## WHAT YOU HAVE TO DO
Answer with nothing but a number: how many lines include the word "only"?

## EXTRACTED INFORMATION
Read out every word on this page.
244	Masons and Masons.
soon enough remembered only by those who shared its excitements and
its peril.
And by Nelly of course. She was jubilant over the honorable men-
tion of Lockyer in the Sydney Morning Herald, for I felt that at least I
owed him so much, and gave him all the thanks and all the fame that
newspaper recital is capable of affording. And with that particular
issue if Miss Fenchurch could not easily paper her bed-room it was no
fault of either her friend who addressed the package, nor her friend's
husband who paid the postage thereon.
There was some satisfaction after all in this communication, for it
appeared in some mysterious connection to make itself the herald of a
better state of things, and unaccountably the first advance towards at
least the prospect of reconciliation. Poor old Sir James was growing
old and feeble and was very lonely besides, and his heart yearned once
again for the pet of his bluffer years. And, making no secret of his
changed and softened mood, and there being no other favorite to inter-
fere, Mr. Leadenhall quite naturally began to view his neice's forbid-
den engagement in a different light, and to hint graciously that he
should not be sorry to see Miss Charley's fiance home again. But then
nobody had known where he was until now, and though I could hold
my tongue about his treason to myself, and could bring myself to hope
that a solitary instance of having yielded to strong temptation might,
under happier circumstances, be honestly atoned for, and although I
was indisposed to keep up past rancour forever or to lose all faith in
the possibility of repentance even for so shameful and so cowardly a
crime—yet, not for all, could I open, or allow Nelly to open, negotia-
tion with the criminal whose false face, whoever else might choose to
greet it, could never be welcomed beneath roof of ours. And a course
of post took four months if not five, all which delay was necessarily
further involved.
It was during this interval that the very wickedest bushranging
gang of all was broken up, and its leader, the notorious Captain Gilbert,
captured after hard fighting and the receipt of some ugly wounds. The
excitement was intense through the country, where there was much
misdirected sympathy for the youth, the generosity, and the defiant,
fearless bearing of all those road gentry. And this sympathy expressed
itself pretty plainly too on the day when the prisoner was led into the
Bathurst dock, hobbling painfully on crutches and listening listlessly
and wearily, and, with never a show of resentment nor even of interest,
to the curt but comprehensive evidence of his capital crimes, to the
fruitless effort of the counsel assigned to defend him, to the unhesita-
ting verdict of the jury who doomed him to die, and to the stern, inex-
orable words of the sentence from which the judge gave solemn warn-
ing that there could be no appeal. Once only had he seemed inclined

## SOLUTION TO THIS TASK
2